TASK STATEMENT —
Repeat the records exactly. Every line must match.

MATERIAL —
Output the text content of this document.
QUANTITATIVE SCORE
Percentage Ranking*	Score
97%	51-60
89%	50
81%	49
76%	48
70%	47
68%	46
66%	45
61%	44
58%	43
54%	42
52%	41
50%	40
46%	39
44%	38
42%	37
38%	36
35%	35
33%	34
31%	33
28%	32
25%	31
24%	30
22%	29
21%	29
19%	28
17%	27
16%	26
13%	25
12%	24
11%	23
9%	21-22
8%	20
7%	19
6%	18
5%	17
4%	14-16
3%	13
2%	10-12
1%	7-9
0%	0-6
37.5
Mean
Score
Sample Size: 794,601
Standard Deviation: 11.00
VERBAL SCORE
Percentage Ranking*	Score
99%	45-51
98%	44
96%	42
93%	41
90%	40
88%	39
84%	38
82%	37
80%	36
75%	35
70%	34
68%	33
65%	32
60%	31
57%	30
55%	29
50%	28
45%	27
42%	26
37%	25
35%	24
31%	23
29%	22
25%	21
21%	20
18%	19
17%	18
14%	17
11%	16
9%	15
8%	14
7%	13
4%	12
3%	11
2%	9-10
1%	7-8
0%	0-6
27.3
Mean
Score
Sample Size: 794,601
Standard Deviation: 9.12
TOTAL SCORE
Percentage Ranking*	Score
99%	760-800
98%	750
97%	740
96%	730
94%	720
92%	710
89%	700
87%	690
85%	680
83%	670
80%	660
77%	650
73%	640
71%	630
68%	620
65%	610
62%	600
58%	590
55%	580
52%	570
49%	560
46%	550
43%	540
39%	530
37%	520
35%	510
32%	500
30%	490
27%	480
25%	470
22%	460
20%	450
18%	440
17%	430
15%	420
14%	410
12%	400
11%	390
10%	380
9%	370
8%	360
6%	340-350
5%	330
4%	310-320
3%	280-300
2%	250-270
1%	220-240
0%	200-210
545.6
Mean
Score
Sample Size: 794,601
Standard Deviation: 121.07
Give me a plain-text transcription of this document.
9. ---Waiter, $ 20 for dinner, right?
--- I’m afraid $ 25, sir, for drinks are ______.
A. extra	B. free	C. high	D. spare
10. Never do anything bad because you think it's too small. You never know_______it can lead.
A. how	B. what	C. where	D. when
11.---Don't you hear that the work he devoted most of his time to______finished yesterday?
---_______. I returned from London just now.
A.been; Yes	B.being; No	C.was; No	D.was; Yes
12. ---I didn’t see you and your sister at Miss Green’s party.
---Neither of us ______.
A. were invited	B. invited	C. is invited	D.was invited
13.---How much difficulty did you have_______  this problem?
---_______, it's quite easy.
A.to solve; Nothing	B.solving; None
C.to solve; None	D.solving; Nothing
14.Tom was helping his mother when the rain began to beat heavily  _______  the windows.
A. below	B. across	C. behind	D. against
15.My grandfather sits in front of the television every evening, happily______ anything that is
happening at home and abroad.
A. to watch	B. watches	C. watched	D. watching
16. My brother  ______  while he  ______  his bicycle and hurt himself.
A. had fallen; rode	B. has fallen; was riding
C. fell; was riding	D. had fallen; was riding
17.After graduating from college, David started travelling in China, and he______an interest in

RESPONSE TO THIS EXERCISE —
Output the text content of this document.
QUANTITATIVE SCORE
Percentage Ranking*	Score
97%	51-60
89%	50
81%	49
76%	48
70%	47
68%	46
66%	45
61%	44
58%	43
54%	42
52%	41
50%	40
46%	39
44%	38
42%	37
38%	36
35%	35
33%	34
31%	33
28%	32
25%	31
24%	30
22%	29
21%	29
19%	28
17%	27
16%	26
13%	25
12%	24
11%	23
9%	21-22
8%	20
7%	19
6%	18
5%	17
4%	14-16
3%	13
2%	10-12
1%	7-9
0%	0-6
37.5
Mean
Score
Sample Size: 794,601
Standard Deviation: 11.00
VERBAL SCORE
Percentage Ranking*	Score
99%	45-51
98%	44
96%	42
93%	41
90%	40
88%	39
84%	38
82%	37
80%	36
75%	35
70%	34
68%	33
65%	32
60%	31
57%	30
55%	29
50%	28
45%	27
42%	26
37%	25
35%	24
31%	23
29%	22
25%	21
21%	20
18%	19
17%	18
14%	17
11%	16
9%	15
8%	14
7%	13
4%	12
3%	11
2%	9-10
1%	7-8
0%	0-6
27.3
Mean
Score
Sample Size: 794,601
Standard Deviation: 9.12
TOTAL SCORE
Percentage Ranking*	Score
99%	760-800
98%	750
97%	740
96%	730
94%	720
92%	710
89%	700
87%	690
85%	680
83%	670
80%	660
77%	650
73%	640
71%	630
68%	620
65%	610
62%	600
58%	590
55%	580
52%	570
49%	560
46%	550
43%	540
39%	530
37%	520
35%	510
32%	500
30%	490
27%	480
25%	470
22%	460
20%	450
18%	440
17%	430
15%	420
14%	410
12%	400
11%	390
10%	380
9%	370
8%	360
6%	340-350
5%	330
4%	310-320
3%	280-300
2%	250-270
1%	220-240
0%	200-210
545.6
Mean
Score
Sample Size: 794,601
Standard Deviation: 121.07
Give me a plain-text transcription of this document.
9. ---Waiter, $ 20 for dinner, right?
--- I’m afraid $ 25, sir, for drinks are ______.
A. extra	B. free	C. high	D. spare
10. Never do anything bad because you think it's too small. You never know_______it can lead.
A. how	B. what	C. where	D. when
11.---Don't you hear that the work he devoted most of his time to______finished yesterday?
---_______. I returned from London just now.
A.been; Yes	B.being; No	C.was; No	D.was; Yes
12. ---I didn’t see you and your sister at Miss Green’s party.
---Neither of us ______.
A. were invited	B. invited	C. is invited	D.was invited
13.---How much difficulty did you have_______  this problem?
---_______, it's quite easy.
A.to solve; Nothing	B.solving; None
C.to solve; None	D.solving; Nothing
14.Tom was helping his mother when the rain began to beat heavily  _______  the windows.
A. below	B. across	C. behind	D. against
15.My grandfather sits in front of the television every evening, happily______ anything that is
happening at home and abroad.
A. to watch	B. watches	C. watched	D. watching
16. My brother  ______  while he  ______  his bicycle and hurt himself.
A. had fallen; rode	B. has fallen; was riding
C. fell; was riding	D. had fallen; was riding
17.After graduating from college, David started travelling in China, and he______an interest in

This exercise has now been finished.